** TEXT EXTRACT **
################
Current Openings


If you are interested in exploring AI for VR/AR with us, and write your Bachelor or Master Thesis please contact Dr. Cristian Axenie (axenie@thi.de) or Prof. Thomas Grauschopf (thomas.grauschopf@thi.de).

NEW TOPICS

 

Real-time face-swap algorithms

Problem Description
The basic idea of ​​face-swapping is to swap one person’s face with another person’s face. The so-called DeepFake algorithm was introduced for the first time at the end of 2017 and caused a sensation especially on the internet. Using the open source program, you can share a person’s face with another person’s face in a video stream. However, DeepFake requires a lot of processing power and can not be done in real-time. For many application scenarios, however, a real-time capable process would be desirable. The aim of this work is to investigate which alternative approaches are already available for live face swapping and in which the different procedures differ in detail.
################
[Element position data]
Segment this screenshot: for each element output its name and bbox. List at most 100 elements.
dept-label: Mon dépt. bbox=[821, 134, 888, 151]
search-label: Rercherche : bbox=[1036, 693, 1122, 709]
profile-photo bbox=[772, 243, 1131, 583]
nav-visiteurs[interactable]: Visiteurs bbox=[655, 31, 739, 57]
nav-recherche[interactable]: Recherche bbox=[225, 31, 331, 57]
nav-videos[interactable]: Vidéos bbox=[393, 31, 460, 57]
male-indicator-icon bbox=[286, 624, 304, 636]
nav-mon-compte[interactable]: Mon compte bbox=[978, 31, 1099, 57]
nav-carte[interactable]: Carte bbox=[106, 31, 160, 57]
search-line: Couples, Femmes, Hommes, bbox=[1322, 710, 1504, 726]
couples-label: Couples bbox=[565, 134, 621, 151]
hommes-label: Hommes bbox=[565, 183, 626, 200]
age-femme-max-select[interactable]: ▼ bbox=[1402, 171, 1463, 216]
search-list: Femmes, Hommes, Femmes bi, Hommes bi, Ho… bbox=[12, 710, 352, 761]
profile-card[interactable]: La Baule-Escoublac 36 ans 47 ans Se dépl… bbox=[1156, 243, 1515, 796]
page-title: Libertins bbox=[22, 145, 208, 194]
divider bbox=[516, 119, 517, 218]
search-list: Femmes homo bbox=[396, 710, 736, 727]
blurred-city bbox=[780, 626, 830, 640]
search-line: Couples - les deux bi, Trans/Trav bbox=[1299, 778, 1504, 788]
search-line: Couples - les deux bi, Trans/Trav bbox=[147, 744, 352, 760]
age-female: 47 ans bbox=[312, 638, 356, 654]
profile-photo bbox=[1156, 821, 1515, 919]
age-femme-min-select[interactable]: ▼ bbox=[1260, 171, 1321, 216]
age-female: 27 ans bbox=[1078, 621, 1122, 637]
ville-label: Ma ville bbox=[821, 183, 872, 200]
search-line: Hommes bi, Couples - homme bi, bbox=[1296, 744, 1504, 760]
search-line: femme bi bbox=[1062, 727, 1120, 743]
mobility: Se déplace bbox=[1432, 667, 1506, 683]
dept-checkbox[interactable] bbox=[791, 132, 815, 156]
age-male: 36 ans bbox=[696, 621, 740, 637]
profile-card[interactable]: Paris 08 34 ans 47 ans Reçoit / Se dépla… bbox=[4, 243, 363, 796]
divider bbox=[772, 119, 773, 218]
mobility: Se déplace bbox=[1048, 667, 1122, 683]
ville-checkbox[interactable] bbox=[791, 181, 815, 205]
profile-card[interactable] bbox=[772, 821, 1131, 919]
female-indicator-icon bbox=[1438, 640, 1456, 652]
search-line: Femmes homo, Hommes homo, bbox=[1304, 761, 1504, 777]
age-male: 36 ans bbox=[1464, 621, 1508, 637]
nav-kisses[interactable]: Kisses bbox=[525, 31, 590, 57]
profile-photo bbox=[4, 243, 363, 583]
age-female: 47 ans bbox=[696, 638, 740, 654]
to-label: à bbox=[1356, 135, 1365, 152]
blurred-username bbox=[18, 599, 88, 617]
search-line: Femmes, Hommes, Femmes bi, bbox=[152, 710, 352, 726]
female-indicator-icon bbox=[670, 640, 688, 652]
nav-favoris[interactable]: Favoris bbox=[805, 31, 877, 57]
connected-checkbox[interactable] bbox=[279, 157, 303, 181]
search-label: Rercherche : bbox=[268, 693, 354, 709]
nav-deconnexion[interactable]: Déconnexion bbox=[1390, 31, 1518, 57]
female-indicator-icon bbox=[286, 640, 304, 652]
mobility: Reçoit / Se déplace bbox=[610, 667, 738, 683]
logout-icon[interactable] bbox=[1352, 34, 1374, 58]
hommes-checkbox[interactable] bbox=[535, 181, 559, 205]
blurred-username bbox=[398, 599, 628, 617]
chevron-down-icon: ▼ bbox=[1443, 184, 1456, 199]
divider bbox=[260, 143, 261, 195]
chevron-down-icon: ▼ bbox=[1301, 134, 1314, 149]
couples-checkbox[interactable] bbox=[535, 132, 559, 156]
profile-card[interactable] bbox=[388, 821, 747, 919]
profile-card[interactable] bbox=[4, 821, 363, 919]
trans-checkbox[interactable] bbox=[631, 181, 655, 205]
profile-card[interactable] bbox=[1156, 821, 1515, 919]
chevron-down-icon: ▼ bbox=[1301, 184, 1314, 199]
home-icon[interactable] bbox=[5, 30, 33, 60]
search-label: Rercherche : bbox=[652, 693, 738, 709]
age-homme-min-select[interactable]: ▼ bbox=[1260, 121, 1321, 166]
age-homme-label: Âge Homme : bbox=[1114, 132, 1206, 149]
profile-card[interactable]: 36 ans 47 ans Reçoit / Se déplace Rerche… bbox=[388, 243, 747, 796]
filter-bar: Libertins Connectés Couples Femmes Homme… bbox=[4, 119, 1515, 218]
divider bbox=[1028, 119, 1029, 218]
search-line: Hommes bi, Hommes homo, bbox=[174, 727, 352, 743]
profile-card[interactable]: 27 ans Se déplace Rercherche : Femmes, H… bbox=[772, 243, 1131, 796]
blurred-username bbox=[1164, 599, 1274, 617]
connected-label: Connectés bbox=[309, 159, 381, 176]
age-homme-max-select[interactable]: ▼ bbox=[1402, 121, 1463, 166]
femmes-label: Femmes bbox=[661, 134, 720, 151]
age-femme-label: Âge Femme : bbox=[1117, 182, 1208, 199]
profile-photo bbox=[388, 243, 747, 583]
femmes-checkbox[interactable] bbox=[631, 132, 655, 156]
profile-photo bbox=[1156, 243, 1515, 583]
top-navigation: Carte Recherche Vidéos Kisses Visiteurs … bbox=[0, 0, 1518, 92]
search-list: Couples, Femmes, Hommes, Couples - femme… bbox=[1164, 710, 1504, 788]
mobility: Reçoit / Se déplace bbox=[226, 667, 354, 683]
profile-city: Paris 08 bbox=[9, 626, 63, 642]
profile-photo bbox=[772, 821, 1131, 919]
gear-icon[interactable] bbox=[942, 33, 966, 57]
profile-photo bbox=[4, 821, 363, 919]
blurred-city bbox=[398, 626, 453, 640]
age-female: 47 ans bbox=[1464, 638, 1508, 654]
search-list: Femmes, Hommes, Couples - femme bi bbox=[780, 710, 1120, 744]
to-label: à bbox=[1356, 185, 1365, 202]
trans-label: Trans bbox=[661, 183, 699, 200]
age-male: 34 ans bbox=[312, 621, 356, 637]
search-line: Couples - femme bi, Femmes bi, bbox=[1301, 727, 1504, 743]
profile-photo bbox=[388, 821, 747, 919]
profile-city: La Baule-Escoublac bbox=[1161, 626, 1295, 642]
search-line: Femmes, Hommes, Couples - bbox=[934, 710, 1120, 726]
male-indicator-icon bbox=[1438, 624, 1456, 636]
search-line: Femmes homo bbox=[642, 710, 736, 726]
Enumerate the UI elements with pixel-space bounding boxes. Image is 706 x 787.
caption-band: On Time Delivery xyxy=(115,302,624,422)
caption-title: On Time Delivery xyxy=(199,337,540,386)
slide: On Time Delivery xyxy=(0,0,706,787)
################
** GIVEN REQUEST 1 **
Rewrite the listing starting at its first line and ending at the line containing "nav-videos[interactable]: Vidéos bbox=[393, 31, 460, 57]", swapping every "interactable" for "clickable" and changing nothing else.
** GIVEN REQUEST 2 **
Extend the text on thesis openings in AI for VR/AR, picking up right after its last sentence.

** FINAL RESULT 1 **
Segment this screenshot: for each element output its name and bbox. List at most 100 elements.
dept-label: Mon dépt. bbox=[821, 134, 888, 151]
search-label: Rercherche : bbox=[1036, 693, 1122, 709]
profile-photo bbox=[772, 243, 1131, 583]
nav-visiteurs[clickable]: Visiteurs bbox=[655, 31, 739, 57]
nav-recherche[clickable]: Recherche bbox=[225, 31, 331, 57]
nav-videos[clickable]: Vidéos bbox=[393, 31, 460, 57]

** FINAL RESULT 2 **
Tasks
• Familiarize yourself with different face-swap techniques using Deep Learning.
• Evaluate and compare existing approaches.

Skills
General programming knowledge. Desirable would be first experiences with the programming language Python.

Preferred field of study
BA / MA Computer Science, BA / MA Electrical Engineering, BA / MA Mechatronics

Contact person
Prof. Thomas Grauschopf – thomas.grauschopf@thi.de

 


Development of a virtual camera driver

Problem description

Currently, there are many different video chat or video telephony programs. These use the driver of a connected RGB camera for reading out a video signal. The aim of this work is to write a virtual camera driver that is recognized by the video chat programs such as Skype as a RGB camera connected to the PC. By prior tapping of the video stream of the camera connected to the PC and the subsequent forwarding to the virtual camera driver an image processing pipeline is to be created, which allows the free manipulation of videos (i.e. image processing). The work should also be about evaluating the software solution in terms of performance.

Tasks

  • Development of software for reading a RGB camera stream using OpenCV.
  • Apply simple real-time image processing algorithms to the video stream.
  • Development of a virtual camera driver to distribute the processed video to other programs such as Skype.
  • Evaluate performance (e.g., latency and CPU utilization) of the program.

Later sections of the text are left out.